PROVIDED DATA:
_ _ _ _ _
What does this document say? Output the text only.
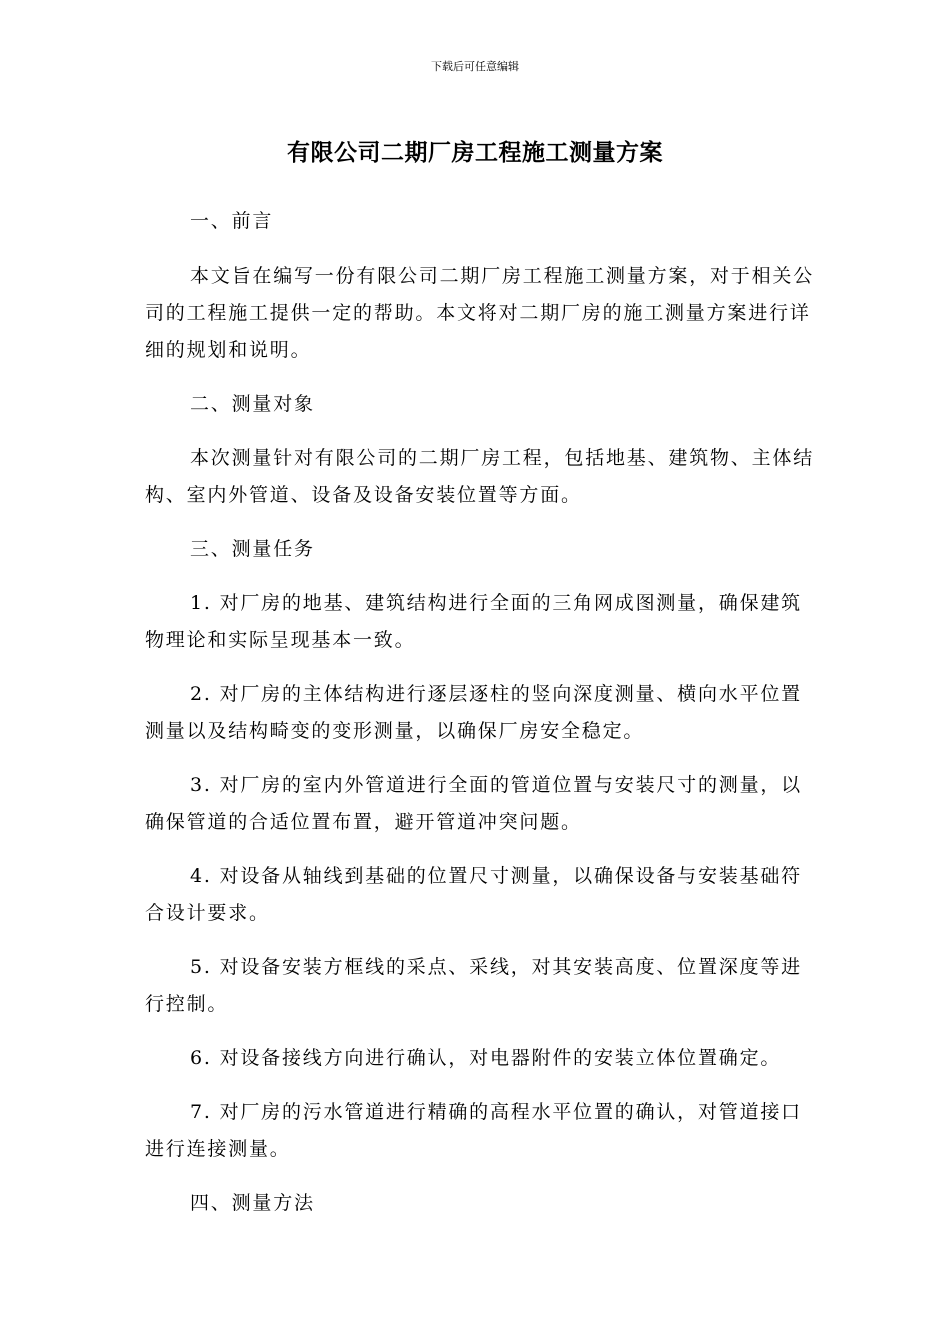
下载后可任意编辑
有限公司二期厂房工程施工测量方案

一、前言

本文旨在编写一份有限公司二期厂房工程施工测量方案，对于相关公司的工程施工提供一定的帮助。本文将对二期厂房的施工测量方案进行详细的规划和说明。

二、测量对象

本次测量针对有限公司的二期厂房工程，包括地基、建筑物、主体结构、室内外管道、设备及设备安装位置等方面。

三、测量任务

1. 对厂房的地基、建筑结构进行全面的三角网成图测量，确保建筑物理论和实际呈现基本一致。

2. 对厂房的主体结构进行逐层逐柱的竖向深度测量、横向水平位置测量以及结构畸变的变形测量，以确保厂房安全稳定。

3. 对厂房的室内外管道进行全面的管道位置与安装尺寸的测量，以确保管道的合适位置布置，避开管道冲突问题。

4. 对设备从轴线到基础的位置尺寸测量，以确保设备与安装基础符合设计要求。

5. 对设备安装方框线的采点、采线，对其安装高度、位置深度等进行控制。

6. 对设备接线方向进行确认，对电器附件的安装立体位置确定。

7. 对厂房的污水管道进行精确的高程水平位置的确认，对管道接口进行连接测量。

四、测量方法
_ _ _ _ _
TASK PROMPT:
Copy the material shown above in full and exactly. Skip the pictures.

RIGHT ANSWER:
What does this document say? Output the text only.
下载后可任意编辑
有限公司二期厂房工程施工测量方案

一、前言

本文旨在编写一份有限公司二期厂房工程施工测量方案，对于相关公司的工程施工提供一定的帮助。本文将对二期厂房的施工测量方案进行详细的规划和说明。

二、测量对象

本次测量针对有限公司的二期厂房工程，包括地基、建筑物、主体结构、室内外管道、设备及设备安装位置等方面。

三、测量任务

1. 对厂房的地基、建筑结构进行全面的三角网成图测量，确保建筑物理论和实际呈现基本一致。

2. 对厂房的主体结构进行逐层逐柱的竖向深度测量、横向水平位置测量以及结构畸变的变形测量，以确保厂房安全稳定。

3. 对厂房的室内外管道进行全面的管道位置与安装尺寸的测量，以确保管道的合适位置布置，避开管道冲突问题。

4. 对设备从轴线到基础的位置尺寸测量，以确保设备与安装基础符合设计要求。

5. 对设备安装方框线的采点、采线，对其安装高度、位置深度等进行控制。

6. 对设备接线方向进行确认，对电器附件的安装立体位置确定。

7. 对厂房的污水管道进行精确的高程水平位置的确认，对管道接口进行连接测量。

四、测量方法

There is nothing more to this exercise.